* start Source passage *

Meredith Sage Kendall

Meredith Sage Kendall has used hybrid publishing along with an intensive self-marketing program. Learn how to best use beta reader feedback to improve your writing.

1. Tell me briefly about your latest book – what is it about and what motivated you to write it?

My latest book is called My GiGi’s House: Finding Hope and it was my very first fiction book. I had already written a series of life recovery studies called The 180 Program, but I had been told for years that I needed to write a book about my adventures in ministry. I shelved that idea for a very long time and kept teaching and training. When I felt it was time to write it, I didn’t know exactly how it would start. But as I was sitting on a dock in southwest Florida, basking in the sun, I heard a couple across the canal arguing and that triggered something. The book literally downloaded itself.

* end Source passage *
* start Records *

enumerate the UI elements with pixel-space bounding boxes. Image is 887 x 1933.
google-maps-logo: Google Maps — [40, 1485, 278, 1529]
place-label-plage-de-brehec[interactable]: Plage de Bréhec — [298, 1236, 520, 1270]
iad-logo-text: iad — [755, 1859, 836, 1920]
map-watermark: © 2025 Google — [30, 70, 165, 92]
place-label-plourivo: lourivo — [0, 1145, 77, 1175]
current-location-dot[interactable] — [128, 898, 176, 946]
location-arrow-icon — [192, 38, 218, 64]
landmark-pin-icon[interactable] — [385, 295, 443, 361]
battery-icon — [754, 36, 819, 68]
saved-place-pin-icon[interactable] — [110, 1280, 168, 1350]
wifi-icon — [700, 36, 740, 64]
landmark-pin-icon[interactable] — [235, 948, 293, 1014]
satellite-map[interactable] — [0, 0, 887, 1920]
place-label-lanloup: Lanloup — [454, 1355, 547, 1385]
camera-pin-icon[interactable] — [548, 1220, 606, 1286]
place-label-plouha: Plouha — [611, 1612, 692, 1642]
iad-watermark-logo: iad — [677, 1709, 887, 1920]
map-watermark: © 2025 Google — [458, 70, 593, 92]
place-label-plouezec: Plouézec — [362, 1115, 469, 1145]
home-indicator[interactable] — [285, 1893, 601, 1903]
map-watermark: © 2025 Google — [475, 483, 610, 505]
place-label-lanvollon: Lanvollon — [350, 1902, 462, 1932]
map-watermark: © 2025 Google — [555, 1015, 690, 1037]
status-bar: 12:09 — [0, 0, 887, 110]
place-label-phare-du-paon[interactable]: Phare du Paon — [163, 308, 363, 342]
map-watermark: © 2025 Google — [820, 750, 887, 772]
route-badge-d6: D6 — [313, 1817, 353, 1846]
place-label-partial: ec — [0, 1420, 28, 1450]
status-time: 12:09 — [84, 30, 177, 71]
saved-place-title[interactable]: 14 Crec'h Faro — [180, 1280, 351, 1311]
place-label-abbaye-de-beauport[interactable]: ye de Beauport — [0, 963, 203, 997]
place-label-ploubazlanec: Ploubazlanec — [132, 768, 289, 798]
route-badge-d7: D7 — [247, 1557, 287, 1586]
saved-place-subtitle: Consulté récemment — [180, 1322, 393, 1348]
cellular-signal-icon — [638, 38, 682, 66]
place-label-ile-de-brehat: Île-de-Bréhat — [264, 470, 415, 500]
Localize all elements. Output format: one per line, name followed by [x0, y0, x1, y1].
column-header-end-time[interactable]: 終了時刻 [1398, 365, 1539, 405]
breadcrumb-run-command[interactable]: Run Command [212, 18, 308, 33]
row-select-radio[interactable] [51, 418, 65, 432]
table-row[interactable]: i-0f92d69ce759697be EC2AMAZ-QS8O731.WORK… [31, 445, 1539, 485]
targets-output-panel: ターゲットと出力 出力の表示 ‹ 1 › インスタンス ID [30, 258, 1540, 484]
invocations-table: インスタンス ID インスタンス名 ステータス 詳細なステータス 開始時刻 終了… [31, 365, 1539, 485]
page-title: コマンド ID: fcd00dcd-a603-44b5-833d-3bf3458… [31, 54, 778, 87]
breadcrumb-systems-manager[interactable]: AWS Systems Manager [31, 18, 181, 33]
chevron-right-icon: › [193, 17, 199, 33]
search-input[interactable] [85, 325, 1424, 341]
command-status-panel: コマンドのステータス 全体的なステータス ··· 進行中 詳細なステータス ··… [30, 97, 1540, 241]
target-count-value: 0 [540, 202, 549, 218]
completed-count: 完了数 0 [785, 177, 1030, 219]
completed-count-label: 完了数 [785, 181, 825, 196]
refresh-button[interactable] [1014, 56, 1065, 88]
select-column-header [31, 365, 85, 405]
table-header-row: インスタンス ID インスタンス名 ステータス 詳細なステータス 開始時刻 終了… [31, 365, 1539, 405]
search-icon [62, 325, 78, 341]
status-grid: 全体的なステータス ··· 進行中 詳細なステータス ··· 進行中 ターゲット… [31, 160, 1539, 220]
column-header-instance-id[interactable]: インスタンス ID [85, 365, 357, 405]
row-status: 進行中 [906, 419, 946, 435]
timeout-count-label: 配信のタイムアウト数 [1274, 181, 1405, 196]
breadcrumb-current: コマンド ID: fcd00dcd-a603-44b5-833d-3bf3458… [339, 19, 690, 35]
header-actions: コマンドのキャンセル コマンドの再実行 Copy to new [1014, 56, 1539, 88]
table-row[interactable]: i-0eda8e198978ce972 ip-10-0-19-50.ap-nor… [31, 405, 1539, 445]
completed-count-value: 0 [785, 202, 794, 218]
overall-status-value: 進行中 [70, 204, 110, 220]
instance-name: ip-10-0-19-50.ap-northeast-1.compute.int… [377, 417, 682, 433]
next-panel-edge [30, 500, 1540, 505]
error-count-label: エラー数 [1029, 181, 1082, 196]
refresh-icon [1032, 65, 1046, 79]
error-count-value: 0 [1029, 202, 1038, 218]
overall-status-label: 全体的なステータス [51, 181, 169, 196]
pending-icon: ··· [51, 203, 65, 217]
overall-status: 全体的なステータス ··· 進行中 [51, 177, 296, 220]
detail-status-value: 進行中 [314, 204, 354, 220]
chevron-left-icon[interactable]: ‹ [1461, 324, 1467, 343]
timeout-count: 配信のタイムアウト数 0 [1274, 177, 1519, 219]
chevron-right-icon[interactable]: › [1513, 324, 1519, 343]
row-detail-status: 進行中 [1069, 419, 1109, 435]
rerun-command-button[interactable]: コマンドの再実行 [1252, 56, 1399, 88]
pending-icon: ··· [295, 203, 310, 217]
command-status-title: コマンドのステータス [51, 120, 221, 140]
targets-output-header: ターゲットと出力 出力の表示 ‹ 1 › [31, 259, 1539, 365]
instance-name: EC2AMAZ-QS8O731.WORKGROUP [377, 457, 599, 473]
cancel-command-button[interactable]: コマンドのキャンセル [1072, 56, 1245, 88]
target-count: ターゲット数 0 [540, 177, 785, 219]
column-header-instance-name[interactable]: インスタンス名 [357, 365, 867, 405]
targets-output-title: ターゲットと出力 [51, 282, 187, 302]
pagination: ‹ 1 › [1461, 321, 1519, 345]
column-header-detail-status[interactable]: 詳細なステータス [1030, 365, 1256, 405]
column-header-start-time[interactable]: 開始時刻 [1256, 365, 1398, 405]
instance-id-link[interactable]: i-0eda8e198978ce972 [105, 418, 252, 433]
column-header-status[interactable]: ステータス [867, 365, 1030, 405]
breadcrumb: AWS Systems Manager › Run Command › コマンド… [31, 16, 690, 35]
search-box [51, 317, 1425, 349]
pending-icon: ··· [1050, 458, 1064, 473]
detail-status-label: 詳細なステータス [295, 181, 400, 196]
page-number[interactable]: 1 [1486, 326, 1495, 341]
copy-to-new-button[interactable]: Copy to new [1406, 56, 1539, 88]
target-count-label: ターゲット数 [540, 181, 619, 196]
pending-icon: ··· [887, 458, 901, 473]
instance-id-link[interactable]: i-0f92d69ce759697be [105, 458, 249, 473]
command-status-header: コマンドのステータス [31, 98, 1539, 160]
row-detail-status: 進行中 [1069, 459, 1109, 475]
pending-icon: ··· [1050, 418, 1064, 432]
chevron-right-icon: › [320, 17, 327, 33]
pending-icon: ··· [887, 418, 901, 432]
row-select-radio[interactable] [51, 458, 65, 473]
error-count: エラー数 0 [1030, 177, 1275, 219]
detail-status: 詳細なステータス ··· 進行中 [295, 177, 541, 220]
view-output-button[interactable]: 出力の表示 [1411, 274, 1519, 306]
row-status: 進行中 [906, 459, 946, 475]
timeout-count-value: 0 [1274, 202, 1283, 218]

* end Records *

The problem
Pick up the Meredith Sage Kendall interview right after its last sentence and keep writing it in the same voice. The records are drawn from a different source than the text.

Task response
My GiGi’s House: Finding Hope is the story of a young girl who has finally had enough of the beatings, especially now that she was pregnant and he (her latest boyfriend) had in passing threatened to kill her if she had ever become pregnant. Slipping out the next morning, she was making good on her promise to God. “If you allow me to live through tonight, I will search out help.” She knew that living in the Bible belt, and it being Sunday morning, the church would be a great place to find help. But shame and guilt, along with a little commotion she created, found her running away from the church. A chance encounter with a young lady at a coffee shop started her on a new path. But there was still the hurdle she needed to overcome: the appointment for the abortion was coming very soon.

My motivation for finally writing this was the fact that many may not ever sit through my 8-week life recovery study, but are more likely to pick up a book and read it.

2. How have your sales been?

I wish I could say sales were awesome, but I had just moved to a new town and knew no one. All my contacts for promoting, being invited to speak, having a huge launch party, and so forth were over 800 miles away. And my position at the time didn’t allow for travel. But now that I have moved back I am hoping to do something like a second relaunch.

3. You’ve chosen self-publishing. How have you liked it so far? Talk about some of the positives and negatives you’ve encountered.

I used what they call a hybrid publisher. I keep all the rights to my book, but he has the contacts to get me into all the bookstores, shows, and even have my book in Ingram.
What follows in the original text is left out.